WHAT YOU WILL DO
Extract every line that contains the word "метрології".

(Dataset rows)
_ _ _

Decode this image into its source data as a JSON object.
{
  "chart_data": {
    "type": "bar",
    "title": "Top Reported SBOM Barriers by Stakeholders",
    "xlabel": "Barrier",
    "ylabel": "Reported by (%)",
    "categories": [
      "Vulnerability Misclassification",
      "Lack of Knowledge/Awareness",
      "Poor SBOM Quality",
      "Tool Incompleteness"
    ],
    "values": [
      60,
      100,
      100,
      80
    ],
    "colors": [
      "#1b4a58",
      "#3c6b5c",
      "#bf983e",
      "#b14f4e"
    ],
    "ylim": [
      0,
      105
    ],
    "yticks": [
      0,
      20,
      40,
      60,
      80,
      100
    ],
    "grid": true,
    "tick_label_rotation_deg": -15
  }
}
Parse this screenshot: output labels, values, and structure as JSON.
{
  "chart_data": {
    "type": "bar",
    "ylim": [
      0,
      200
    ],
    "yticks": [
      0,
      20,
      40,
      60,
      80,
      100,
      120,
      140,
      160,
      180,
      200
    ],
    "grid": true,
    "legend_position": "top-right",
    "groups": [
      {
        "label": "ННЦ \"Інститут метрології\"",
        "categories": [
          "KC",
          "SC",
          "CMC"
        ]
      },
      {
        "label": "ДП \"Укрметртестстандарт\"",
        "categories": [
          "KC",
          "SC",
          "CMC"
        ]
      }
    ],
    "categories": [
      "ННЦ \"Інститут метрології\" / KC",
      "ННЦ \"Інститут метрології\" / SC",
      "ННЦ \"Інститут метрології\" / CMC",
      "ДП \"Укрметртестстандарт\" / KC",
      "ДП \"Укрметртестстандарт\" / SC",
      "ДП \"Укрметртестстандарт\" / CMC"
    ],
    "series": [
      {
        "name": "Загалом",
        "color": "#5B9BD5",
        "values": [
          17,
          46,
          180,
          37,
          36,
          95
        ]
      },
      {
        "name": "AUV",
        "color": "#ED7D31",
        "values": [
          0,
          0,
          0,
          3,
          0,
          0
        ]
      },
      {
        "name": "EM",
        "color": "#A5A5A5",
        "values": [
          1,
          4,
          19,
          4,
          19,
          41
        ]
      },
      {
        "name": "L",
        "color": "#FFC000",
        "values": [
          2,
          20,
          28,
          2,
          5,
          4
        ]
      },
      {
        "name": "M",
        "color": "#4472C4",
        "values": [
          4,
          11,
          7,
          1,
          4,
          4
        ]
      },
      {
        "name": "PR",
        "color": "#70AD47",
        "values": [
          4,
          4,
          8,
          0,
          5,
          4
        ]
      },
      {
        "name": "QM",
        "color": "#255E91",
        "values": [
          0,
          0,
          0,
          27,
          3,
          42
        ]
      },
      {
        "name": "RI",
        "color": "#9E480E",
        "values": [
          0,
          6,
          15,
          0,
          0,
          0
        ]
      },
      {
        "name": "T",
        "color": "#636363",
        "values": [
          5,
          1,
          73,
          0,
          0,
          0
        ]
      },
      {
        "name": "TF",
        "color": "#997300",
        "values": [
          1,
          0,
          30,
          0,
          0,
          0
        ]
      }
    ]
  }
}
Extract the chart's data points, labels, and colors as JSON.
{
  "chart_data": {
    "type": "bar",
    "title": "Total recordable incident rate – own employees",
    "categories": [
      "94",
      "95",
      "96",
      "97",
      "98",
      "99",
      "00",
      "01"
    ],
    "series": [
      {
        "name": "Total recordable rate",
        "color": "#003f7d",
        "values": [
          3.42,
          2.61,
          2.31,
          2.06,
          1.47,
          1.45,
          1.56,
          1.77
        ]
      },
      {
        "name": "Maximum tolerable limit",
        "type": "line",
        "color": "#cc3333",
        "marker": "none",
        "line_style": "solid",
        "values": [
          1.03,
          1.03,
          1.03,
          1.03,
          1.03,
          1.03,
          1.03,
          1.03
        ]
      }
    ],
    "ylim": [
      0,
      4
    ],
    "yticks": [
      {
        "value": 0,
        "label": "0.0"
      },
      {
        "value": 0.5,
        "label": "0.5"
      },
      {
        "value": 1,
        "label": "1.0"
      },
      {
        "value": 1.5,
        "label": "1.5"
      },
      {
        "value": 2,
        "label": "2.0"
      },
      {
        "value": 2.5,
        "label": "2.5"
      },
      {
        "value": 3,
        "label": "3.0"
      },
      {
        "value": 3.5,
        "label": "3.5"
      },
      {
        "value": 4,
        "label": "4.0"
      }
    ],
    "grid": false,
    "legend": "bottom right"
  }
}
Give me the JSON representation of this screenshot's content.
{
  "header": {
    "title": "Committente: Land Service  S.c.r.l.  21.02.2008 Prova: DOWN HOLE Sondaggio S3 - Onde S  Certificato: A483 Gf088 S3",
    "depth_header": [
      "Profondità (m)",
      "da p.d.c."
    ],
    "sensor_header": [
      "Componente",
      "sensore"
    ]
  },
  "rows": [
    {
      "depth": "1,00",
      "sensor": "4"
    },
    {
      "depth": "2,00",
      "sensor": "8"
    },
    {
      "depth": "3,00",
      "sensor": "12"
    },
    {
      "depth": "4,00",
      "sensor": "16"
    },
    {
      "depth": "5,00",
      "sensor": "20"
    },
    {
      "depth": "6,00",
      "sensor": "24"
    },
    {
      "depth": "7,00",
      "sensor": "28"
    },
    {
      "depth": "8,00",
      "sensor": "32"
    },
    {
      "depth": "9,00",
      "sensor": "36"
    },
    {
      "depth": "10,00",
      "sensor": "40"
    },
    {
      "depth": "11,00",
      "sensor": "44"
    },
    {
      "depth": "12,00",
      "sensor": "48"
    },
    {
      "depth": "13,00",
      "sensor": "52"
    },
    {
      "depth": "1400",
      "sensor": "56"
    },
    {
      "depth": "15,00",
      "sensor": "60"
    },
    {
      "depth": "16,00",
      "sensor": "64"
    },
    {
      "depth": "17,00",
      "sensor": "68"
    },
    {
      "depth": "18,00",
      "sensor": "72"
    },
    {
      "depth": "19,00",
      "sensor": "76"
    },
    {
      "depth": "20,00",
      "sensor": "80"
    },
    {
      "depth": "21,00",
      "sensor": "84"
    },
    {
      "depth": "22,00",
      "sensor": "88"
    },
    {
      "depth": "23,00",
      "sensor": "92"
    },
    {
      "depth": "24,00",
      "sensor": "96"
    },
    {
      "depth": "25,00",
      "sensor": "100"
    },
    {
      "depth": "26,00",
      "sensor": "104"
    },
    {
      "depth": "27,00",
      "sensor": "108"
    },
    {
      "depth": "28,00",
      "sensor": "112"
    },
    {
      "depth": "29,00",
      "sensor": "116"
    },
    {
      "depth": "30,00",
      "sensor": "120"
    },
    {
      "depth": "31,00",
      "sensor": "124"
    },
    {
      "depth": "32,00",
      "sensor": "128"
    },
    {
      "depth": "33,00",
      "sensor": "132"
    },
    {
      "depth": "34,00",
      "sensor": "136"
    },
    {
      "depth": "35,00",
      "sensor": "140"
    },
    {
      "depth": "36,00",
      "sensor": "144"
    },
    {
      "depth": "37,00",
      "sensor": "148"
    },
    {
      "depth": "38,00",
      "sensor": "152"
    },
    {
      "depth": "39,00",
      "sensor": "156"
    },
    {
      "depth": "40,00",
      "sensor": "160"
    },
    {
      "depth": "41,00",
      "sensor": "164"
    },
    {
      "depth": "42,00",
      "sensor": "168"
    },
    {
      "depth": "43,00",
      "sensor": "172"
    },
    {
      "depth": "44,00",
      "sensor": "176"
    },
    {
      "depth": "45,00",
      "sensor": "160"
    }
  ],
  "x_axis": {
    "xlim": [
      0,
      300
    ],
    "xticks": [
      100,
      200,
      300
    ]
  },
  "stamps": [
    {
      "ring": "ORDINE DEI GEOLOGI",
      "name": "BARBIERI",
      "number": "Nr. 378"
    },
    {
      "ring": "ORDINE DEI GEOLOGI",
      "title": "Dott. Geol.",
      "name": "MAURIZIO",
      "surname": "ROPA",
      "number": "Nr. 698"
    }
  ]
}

_ _ _

TASK OUTPUT
        "label": "ННЦ \"Інститут метрології\"",
      "ННЦ \"Інститут метрології\" / KC",
      "ННЦ \"Інститут метрології\" / SC",
      "ННЦ \"Інститут метрології\" / CMC",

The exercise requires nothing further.